Set problem: Set down the material below word for word, excluding the pictures.

─── Data shown ───

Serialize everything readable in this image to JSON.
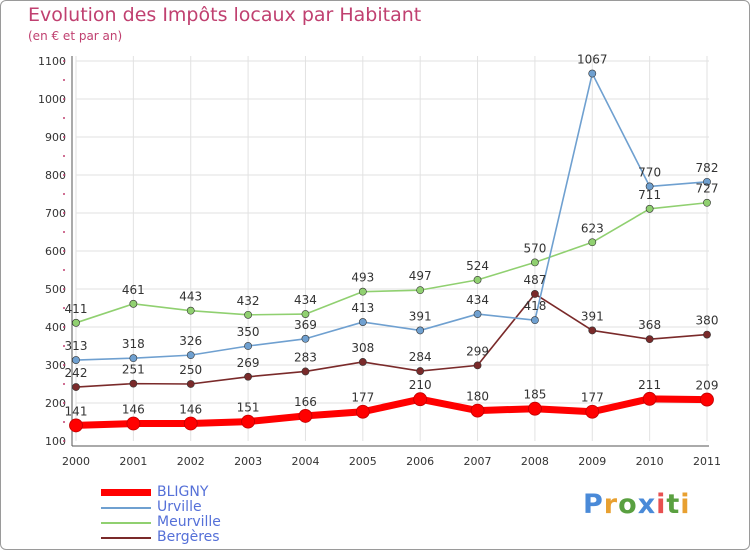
{
  "title": "Evolution des Impôts locaux par Habitant",
  "subtitle": "(en € et par an)",
  "brand": {
    "text": "Proxiti",
    "colors": [
      "#4a8ad8",
      "#e8a030",
      "#5aa040",
      "#4a8ad8",
      "#e85050",
      "#5aa040",
      "#e8a030"
    ]
  },
  "chart_data": {
    "type": "line",
    "x": [
      "2000",
      "2001",
      "2002",
      "2003",
      "2004",
      "2005",
      "2006",
      "2007",
      "2008",
      "2009",
      "2010",
      "2011"
    ],
    "yticks": [
      "100",
      "200",
      "300",
      "400",
      "500",
      "600",
      "700",
      "800",
      "900",
      "1000",
      "1100"
    ],
    "ylim": [
      100,
      1100
    ],
    "grid": true,
    "legend_position": "bottom-left",
    "series": [
      {
        "name": "BLIGNY",
        "color": "#ff0000",
        "values": [
          141,
          146,
          146,
          151,
          166,
          177,
          210,
          180,
          185,
          177,
          211,
          209
        ],
        "labels": [
          "141",
          "146",
          "146",
          "151",
          "166",
          "177",
          "210",
          "180",
          "185",
          "177",
          "211",
          "209"
        ]
      },
      {
        "name": "Urville",
        "color": "#6fa0d0",
        "values": [
          313,
          318,
          326,
          350,
          369,
          413,
          391,
          434,
          418,
          1067,
          770,
          782
        ],
        "labels": [
          "313",
          "318",
          "326",
          "350",
          "369",
          "413",
          "391",
          "434",
          "418",
          "1067",
          "770",
          "782"
        ]
      },
      {
        "name": "Meurville",
        "color": "#90d070",
        "values": [
          411,
          461,
          443,
          432,
          434,
          493,
          497,
          524,
          570,
          623,
          711,
          727
        ],
        "labels": [
          "411",
          "461",
          "443",
          "432",
          "434",
          "493",
          "497",
          "524",
          "570",
          "623",
          "711",
          "727"
        ]
      },
      {
        "name": "Bergères",
        "color": "#7a2a2a",
        "values": [
          242,
          251,
          250,
          269,
          283,
          308,
          284,
          299,
          487,
          391,
          368,
          380
        ],
        "labels": [
          "242",
          "251",
          "250",
          "269",
          "283",
          "308",
          "284",
          "299",
          "487",
          "391",
          "368",
          "380"
        ]
      }
    ]
  }
}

───

Task response:
Serialize everything readable in this image to JSON.
{
  "title": "Evolution des Impôts locaux par Habitant",
  "subtitle": "(en € et par an)",
  "brand": {
    "text": "Proxiti",
    "colors": [
      "#4a8ad8",
      "#e8a030",
      "#5aa040",
      "#4a8ad8",
      "#e85050",
      "#5aa040",
      "#e8a030"
    ]
  },
  "chart_data": {
    "type": "line",
    "x": [
      "2000",
      "2001",
      "2002",
      "2003",
      "2004",
      "2005",
      "2006",
      "2007",
      "2008",
      "2009",
      "2010",
      "2011"
    ],
    "yticks": [
      "100",
      "200",
      "300",
      "400",
      "500",
      "600",
      "700",
      "800",
      "900",
      "1000",
      "1100"
    ],
    "ylim": [
      100,
      1100
    ],
    "grid": true,
    "legend_position": "bottom-left",
    "series": [
      {
        "name": "BLIGNY",
        "color": "#ff0000",
        "values": [
          141,
          146,
          146,
          151,
          166,
          177,
          210,
          180,
          185,
          177,
          211,
          209
        ],
        "labels": [
          "141",
          "146",
          "146",
          "151",
          "166",
          "177",
          "210",
          "180",
          "185",
          "177",
          "211",
          "209"
        ]
      },
      {
        "name": "Urville",
        "color": "#6fa0d0",
        "values": [
          313,
          318,
          326,
          350,
          369,
          413,
          391,
          434,
          418,
          1067,
          770,
          782
        ],
        "labels": [
          "313",
          "318",
          "326",
          "350",
          "369",
          "413",
          "391",
          "434",
          "418",
          "1067",
          "770",
          "782"
        ]
      },
      {
        "name": "Meurville",
        "color": "#90d070",
        "values": [
          411,
          461,
          443,
          432,
          434,
          493,
          497,
          524,
          570,
          623,
          711,
          727
        ],
        "labels": [
          "411",
          "461",
          "443",
          "432",
          "434",
          "493",
          "497",
          "524",
          "570",
          "623",
          "711",
          "727"
        ]
      },
      {
        "name": "Bergères",
        "color": "#7a2a2a",
        "values": [
          242,
          251,
          250,
          269,
          283,
          308,
          284,
          299,
          487,
          391,
          368,
          380
        ],
        "labels": [
          "242",
          "251",
          "250",
          "269",
          "283",
          "308",
          "284",
          "299",
          "487",
          "391",
          "368",
          "380"
        ]
      }
    ]
  }
}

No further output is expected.